• **What you need to do**:
Look below and pull out each line with the word "Executive".

• **Supplied data**:
%%

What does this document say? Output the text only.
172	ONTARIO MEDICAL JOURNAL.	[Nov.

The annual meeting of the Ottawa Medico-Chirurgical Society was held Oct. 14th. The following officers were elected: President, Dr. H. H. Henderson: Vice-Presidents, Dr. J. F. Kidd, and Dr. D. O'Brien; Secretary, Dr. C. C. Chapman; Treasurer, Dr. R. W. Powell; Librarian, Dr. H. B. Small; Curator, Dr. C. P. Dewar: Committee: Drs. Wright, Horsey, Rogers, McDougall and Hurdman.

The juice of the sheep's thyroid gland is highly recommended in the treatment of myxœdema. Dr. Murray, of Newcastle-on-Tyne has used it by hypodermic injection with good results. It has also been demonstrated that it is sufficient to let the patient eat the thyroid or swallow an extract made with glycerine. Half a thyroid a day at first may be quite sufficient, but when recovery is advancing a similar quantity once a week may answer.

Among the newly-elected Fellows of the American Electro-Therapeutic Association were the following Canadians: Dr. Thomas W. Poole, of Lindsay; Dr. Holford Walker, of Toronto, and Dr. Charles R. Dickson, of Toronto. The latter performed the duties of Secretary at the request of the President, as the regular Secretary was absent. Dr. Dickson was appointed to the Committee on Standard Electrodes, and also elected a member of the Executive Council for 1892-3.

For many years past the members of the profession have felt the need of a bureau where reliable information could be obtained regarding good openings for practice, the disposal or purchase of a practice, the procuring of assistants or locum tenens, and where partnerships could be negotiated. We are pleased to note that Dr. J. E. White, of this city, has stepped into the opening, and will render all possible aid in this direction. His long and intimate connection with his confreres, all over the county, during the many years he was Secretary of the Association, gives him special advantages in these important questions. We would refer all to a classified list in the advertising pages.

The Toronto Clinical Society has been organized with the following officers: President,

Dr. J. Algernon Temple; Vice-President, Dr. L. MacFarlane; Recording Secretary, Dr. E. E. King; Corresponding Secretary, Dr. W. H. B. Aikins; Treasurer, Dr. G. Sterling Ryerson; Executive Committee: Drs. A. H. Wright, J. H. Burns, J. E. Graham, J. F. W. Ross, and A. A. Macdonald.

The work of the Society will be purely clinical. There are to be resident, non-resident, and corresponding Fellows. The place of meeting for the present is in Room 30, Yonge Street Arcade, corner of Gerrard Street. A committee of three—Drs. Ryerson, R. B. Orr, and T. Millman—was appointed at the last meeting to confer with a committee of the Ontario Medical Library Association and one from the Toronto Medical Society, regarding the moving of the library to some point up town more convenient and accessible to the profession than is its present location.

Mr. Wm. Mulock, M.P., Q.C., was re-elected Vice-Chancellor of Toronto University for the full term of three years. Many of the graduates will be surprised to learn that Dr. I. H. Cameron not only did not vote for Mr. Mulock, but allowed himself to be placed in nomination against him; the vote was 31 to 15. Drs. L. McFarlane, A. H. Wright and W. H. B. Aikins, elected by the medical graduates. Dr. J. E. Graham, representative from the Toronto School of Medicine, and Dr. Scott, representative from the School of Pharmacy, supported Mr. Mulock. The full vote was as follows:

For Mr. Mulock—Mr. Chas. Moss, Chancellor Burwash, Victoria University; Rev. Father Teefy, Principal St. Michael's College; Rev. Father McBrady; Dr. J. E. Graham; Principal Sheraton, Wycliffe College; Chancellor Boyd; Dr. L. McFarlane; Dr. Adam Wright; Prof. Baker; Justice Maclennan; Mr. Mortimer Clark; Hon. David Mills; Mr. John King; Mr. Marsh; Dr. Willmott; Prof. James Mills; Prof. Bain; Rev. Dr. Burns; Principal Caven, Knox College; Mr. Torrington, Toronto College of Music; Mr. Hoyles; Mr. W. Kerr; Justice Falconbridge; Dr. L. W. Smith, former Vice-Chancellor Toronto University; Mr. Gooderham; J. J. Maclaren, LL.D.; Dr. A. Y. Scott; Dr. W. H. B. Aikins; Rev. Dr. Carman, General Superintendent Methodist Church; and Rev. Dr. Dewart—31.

%%

• **Final result**:
Among the newly-elected Fellows of the American Electro-Therapeutic Association were the following Canadians: Dr. Thomas W. Poole, of Lindsay; Dr. Holford Walker, of Toronto, and Dr. Charles R. Dickson, of Toronto. The latter performed the duties of Secretary at the request of the President, as the regular Secretary was absent. Dr. Dickson was appointed to the Committee on Standard Electrodes, and also elected a member of the Executive Council for 1892-3.
Dr. J. Algernon Temple; Vice-President, Dr. L. MacFarlane; Recording Secretary, Dr. E. E. King; Corresponding Secretary, Dr. W. H. B. Aikins; Treasurer, Dr. G. Sterling Ryerson; Executive Committee: Drs. A. H. Wright, J. H. Burns, J. E. Graham, J. F. W. Ross, and A. A. Macdonald.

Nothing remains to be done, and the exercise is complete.